Short exercise: Using the material below, copy every line where "chat" appears.

Collected data:
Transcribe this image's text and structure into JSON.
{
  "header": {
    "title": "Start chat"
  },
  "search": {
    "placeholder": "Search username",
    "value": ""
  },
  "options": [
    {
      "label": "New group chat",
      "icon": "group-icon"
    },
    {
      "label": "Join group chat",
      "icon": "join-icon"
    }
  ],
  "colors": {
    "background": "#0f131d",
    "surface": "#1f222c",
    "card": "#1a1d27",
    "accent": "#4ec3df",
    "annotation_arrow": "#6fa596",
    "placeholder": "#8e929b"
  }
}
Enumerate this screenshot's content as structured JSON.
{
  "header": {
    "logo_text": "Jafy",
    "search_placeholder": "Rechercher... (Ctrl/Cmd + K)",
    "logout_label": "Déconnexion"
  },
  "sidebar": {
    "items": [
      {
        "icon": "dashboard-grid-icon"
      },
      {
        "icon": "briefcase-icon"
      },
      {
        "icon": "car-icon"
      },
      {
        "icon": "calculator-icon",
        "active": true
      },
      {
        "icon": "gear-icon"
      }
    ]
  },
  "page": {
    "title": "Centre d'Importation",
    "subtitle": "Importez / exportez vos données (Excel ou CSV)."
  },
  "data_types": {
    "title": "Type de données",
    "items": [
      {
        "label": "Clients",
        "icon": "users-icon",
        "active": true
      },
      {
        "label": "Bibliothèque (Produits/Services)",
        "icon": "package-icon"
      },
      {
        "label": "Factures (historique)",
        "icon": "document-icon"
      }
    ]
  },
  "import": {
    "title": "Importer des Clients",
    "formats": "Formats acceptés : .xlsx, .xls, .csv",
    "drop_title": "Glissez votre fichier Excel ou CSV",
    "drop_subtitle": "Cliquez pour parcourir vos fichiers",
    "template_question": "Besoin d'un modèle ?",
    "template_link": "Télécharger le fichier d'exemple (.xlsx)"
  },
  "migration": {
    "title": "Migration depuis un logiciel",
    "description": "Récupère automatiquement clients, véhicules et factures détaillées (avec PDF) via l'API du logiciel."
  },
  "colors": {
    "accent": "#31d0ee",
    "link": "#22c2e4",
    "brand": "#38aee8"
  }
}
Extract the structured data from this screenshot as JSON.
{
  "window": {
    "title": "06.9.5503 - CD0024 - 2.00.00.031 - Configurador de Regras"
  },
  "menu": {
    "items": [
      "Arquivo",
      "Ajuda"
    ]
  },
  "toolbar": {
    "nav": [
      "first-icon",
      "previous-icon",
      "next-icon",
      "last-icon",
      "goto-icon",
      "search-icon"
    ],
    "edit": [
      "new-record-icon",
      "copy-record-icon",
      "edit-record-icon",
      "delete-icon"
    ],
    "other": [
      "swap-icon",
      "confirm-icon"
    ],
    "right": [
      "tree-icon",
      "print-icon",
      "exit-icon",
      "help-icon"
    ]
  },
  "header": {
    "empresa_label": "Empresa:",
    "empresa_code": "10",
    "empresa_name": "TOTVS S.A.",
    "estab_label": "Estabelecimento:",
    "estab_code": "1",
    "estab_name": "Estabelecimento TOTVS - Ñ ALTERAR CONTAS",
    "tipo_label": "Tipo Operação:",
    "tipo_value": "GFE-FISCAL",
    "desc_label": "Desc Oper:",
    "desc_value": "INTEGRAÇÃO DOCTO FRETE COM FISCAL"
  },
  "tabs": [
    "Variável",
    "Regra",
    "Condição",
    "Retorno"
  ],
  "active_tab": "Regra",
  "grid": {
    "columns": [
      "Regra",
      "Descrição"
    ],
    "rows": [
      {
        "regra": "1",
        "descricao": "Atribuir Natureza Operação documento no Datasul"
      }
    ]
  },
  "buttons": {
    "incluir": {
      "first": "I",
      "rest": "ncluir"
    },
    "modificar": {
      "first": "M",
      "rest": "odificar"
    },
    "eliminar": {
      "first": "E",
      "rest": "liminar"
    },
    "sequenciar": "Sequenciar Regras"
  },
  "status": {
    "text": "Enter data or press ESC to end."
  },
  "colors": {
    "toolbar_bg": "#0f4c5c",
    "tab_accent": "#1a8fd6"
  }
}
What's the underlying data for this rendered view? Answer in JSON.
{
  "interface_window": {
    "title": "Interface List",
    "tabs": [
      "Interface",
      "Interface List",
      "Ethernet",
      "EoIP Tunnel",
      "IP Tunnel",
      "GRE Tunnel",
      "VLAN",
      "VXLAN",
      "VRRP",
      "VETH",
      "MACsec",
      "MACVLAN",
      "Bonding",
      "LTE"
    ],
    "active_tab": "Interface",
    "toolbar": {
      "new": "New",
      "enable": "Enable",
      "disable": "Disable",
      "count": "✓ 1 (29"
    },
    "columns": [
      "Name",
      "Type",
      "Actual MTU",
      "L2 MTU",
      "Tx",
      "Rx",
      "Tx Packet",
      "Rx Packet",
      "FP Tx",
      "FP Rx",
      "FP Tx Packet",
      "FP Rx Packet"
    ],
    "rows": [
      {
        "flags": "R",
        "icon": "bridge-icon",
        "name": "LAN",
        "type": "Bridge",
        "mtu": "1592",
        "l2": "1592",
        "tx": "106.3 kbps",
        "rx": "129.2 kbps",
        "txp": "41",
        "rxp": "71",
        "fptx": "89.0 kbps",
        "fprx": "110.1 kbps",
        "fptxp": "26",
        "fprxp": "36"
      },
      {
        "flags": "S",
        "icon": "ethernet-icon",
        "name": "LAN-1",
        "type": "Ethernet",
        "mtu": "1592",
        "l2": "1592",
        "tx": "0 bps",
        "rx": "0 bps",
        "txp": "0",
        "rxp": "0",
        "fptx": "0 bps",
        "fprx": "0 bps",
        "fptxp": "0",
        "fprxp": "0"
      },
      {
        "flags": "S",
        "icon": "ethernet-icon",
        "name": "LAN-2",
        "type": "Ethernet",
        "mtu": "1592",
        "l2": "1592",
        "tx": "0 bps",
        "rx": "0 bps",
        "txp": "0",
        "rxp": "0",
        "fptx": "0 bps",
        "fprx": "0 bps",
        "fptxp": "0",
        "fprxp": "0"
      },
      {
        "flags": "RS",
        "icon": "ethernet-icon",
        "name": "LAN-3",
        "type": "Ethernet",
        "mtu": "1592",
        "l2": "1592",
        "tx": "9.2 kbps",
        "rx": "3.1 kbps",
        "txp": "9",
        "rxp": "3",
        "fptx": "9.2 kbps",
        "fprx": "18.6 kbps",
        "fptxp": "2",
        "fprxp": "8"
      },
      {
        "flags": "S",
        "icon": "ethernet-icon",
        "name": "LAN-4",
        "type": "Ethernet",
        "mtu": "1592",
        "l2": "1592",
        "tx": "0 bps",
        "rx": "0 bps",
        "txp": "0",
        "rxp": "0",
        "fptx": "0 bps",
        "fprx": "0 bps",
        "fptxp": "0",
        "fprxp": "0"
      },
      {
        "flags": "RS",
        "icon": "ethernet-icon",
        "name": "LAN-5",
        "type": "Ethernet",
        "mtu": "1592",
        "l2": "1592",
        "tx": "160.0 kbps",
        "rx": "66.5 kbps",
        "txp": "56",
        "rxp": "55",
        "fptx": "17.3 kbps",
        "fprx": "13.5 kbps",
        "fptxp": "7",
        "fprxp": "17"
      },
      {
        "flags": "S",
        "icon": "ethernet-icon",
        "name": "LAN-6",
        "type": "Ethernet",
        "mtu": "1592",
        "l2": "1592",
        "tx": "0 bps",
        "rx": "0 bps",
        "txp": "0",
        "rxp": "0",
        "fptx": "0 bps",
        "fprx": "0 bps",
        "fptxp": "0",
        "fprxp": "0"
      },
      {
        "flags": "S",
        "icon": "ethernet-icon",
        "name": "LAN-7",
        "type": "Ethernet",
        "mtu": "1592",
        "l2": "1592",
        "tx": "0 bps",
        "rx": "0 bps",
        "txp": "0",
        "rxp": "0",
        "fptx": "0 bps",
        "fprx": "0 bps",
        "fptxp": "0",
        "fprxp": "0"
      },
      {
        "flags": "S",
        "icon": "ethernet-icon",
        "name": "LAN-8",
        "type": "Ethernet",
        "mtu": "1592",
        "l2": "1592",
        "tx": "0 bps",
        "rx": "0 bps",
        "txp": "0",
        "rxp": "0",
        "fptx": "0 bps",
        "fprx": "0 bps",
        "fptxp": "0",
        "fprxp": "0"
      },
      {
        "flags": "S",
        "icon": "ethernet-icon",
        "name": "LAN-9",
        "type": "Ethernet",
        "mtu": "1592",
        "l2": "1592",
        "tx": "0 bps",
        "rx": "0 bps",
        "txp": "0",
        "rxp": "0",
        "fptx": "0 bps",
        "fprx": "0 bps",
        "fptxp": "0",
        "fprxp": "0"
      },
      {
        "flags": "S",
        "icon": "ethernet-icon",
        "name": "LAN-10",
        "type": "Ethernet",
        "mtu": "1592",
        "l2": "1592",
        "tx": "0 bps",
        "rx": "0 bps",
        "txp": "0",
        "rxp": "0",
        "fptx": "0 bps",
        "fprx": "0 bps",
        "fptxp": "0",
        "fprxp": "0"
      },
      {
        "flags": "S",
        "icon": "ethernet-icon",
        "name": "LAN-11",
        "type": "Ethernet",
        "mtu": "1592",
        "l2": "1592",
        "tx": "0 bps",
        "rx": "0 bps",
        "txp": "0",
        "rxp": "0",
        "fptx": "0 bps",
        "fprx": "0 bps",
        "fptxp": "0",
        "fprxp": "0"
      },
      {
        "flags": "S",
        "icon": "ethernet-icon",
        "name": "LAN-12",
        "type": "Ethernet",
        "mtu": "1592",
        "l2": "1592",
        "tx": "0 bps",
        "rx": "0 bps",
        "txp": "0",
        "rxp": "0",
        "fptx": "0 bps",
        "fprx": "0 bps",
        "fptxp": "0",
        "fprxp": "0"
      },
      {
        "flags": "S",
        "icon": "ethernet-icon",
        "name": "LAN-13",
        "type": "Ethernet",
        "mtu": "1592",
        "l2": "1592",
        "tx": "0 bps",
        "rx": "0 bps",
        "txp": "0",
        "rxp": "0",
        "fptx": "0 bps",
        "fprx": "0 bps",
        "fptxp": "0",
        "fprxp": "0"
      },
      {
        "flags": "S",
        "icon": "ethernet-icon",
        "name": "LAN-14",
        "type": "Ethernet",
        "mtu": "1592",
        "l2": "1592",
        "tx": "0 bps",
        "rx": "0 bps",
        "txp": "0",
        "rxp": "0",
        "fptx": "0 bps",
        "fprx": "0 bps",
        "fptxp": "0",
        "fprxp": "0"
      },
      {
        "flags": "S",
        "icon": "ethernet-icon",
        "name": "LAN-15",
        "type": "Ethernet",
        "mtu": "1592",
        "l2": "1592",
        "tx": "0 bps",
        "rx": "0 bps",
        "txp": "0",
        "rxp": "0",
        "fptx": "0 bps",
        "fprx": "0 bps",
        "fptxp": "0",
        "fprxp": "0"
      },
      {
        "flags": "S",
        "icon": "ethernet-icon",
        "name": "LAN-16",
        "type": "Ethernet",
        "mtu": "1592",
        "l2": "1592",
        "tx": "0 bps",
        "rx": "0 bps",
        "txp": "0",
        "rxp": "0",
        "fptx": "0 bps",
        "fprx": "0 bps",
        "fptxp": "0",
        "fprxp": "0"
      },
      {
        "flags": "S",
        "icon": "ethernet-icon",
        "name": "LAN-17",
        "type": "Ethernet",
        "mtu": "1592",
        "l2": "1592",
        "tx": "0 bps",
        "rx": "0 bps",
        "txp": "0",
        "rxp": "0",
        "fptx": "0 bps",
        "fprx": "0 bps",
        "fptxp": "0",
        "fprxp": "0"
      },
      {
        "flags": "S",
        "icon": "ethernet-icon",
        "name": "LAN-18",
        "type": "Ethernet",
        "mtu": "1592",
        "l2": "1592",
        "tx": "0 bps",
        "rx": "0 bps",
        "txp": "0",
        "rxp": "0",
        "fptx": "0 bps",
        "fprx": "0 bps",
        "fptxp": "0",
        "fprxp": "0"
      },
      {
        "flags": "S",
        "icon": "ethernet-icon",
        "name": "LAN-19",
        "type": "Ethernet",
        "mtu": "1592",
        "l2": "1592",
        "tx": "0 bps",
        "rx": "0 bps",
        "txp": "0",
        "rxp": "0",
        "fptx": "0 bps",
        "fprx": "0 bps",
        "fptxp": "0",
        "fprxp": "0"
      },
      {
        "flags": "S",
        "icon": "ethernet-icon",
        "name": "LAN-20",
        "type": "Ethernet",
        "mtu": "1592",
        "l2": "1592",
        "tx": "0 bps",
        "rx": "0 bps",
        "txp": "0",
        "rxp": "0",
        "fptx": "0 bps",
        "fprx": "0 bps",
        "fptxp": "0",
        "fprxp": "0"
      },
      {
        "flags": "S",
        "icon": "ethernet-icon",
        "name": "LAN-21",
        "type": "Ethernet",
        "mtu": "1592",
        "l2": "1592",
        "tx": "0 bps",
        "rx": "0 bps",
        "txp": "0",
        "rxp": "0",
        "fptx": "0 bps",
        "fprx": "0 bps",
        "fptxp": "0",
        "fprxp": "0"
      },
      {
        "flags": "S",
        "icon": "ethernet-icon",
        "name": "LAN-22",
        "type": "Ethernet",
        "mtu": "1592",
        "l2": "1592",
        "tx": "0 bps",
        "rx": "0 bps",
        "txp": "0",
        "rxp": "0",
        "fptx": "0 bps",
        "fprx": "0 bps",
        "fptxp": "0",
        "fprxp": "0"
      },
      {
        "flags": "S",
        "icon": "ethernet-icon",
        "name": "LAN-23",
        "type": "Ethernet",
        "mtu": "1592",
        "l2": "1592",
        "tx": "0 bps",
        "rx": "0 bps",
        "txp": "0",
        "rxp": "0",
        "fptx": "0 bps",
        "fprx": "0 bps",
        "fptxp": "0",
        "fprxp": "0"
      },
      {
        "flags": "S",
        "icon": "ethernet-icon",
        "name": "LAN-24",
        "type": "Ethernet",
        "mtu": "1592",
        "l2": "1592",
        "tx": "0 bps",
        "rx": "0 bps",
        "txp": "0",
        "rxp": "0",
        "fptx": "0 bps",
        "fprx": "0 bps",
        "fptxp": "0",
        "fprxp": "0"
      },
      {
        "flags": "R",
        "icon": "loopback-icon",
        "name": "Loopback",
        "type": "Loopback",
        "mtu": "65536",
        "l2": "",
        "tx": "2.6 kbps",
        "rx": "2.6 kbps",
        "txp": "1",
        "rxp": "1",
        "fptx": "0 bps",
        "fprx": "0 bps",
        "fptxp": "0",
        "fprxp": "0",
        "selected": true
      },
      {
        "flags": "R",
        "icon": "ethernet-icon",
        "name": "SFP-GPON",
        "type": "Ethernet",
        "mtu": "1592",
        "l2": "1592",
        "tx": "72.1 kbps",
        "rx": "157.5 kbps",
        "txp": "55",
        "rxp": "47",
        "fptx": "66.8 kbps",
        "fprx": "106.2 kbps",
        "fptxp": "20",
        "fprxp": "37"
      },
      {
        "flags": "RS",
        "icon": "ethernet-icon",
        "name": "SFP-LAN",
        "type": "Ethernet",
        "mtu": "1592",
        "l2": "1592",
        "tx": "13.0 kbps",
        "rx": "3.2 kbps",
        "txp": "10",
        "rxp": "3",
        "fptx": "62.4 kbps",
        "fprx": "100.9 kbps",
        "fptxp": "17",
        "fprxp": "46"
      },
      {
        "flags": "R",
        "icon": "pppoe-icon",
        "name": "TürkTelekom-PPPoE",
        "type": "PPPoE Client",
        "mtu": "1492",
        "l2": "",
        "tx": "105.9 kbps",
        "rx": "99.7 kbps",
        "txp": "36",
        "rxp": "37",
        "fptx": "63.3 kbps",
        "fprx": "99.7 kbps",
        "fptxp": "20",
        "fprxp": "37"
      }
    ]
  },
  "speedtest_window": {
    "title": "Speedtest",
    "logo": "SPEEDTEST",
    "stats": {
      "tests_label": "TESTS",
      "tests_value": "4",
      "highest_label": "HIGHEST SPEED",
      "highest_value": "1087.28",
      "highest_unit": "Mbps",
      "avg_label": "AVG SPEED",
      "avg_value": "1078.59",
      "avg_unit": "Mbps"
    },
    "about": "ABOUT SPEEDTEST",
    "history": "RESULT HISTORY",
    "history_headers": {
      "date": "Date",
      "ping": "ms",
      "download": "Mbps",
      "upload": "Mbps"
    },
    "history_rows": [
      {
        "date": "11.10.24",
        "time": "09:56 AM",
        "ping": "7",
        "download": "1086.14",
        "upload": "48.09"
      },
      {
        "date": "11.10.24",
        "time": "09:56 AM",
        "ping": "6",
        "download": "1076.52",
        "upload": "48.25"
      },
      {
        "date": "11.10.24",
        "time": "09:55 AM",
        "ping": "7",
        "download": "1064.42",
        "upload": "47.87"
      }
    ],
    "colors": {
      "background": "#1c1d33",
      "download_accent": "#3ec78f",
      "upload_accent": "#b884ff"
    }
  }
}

Solution to the exercise:
    "title": "Start chat"
      "label": "New group chat",
      "label": "Join group chat",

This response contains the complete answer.